# Written exercise
The records below need retyping in full; give them again exactly.

# Data for this task
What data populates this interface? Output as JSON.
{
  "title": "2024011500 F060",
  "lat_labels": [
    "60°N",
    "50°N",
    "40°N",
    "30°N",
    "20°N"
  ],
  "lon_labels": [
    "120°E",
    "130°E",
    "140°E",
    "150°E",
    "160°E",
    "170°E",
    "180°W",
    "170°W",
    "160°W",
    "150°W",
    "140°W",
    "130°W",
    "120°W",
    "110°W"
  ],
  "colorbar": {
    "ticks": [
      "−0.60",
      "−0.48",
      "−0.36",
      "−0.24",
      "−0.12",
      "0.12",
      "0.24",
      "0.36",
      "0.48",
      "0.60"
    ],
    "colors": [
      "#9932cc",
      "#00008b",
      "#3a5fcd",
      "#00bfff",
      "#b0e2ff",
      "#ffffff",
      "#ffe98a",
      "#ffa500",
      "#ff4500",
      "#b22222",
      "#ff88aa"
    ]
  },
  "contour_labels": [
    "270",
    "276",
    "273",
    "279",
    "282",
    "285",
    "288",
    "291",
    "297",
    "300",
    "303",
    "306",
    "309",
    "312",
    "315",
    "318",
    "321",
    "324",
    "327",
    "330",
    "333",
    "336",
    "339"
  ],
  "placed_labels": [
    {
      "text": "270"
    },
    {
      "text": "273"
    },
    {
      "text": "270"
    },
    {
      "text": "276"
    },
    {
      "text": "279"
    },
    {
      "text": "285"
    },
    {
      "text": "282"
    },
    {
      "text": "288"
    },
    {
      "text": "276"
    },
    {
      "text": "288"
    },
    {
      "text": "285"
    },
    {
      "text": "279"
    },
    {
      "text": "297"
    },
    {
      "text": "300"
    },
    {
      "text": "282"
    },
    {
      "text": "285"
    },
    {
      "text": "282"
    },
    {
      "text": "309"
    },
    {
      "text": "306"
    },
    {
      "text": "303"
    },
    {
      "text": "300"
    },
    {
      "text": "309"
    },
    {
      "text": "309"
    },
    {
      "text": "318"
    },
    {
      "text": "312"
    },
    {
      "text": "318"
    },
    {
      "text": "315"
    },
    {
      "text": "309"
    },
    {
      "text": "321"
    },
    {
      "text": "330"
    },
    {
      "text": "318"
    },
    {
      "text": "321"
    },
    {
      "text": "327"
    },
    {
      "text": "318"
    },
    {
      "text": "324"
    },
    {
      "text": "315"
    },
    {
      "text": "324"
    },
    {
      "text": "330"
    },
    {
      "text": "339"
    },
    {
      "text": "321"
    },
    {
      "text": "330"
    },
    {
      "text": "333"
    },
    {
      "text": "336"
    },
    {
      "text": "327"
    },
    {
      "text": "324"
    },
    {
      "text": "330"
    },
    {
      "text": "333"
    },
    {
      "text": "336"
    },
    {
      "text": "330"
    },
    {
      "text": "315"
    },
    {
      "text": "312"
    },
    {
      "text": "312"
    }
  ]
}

# Task answer
What data populates this interface? Output as JSON.
{
  "title": "2024011500 F060",
  "lat_labels": [
    "60°N",
    "50°N",
    "40°N",
    "30°N",
    "20°N"
  ],
  "lon_labels": [
    "120°E",
    "130°E",
    "140°E",
    "150°E",
    "160°E",
    "170°E",
    "180°W",
    "170°W",
    "160°W",
    "150°W",
    "140°W",
    "130°W",
    "120°W",
    "110°W"
  ],
  "colorbar": {
    "ticks": [
      "−0.60",
      "−0.48",
      "−0.36",
      "−0.24",
      "−0.12",
      "0.12",
      "0.24",
      "0.36",
      "0.48",
      "0.60"
    ],
    "colors": [
      "#9932cc",
      "#00008b",
      "#3a5fcd",
      "#00bfff",
      "#b0e2ff",
      "#ffffff",
      "#ffe98a",
      "#ffa500",
      "#ff4500",
      "#b22222",
      "#ff88aa"
    ]
  },
  "contour_labels": [
    "270",
    "276",
    "273",
    "279",
    "282",
    "285",
    "288",
    "291",
    "297",
    "300",
    "303",
    "306",
    "309",
    "312",
    "315",
    "318",
    "321",
    "324",
    "327",
    "330",
    "333",
    "336",
    "339"
  ],
  "placed_labels": [
    {
      "text": "270"
    },
    {
      "text": "273"
    },
    {
      "text": "270"
    },
    {
      "text": "276"
    },
    {
      "text": "279"
    },
    {
      "text": "285"
    },
    {
      "text": "282"
    },
    {
      "text": "288"
    },
    {
      "text": "276"
    },
    {
      "text": "288"
    },
    {
      "text": "285"
    },
    {
      "text": "279"
    },
    {
      "text": "297"
    },
    {
      "text": "300"
    },
    {
      "text": "282"
    },
    {
      "text": "285"
    },
    {
      "text": "282"
    },
    {
      "text": "309"
    },
    {
      "text": "306"
    },
    {
      "text": "303"
    },
    {
      "text": "300"
    },
    {
      "text": "309"
    },
    {
      "text": "309"
    },
    {
      "text": "318"
    },
    {
      "text": "312"
    },
    {
      "text": "318"
    },
    {
      "text": "315"
    },
    {
      "text": "309"
    },
    {
      "text": "321"
    },
    {
      "text": "330"
    },
    {
      "text": "318"
    },
    {
      "text": "321"
    },
    {
      "text": "327"
    },
    {
      "text": "318"
    },
    {
      "text": "324"
    },
    {
      "text": "315"
    },
    {
      "text": "324"
    },
    {
      "text": "330"
    },
    {
      "text": "339"
    },
    {
      "text": "321"
    },
    {
      "text": "330"
    },
    {
      "text": "333"
    },
    {
      "text": "336"
    },
    {
      "text": "327"
    },
    {
      "text": "324"
    },
    {
      "text": "330"
    },
    {
      "text": "333"
    },
    {
      "text": "336"
    },
    {
      "text": "330"
    },
    {
      "text": "315"
    },
    {
      "text": "312"
    },
    {
      "text": "312"
    }
  ]
}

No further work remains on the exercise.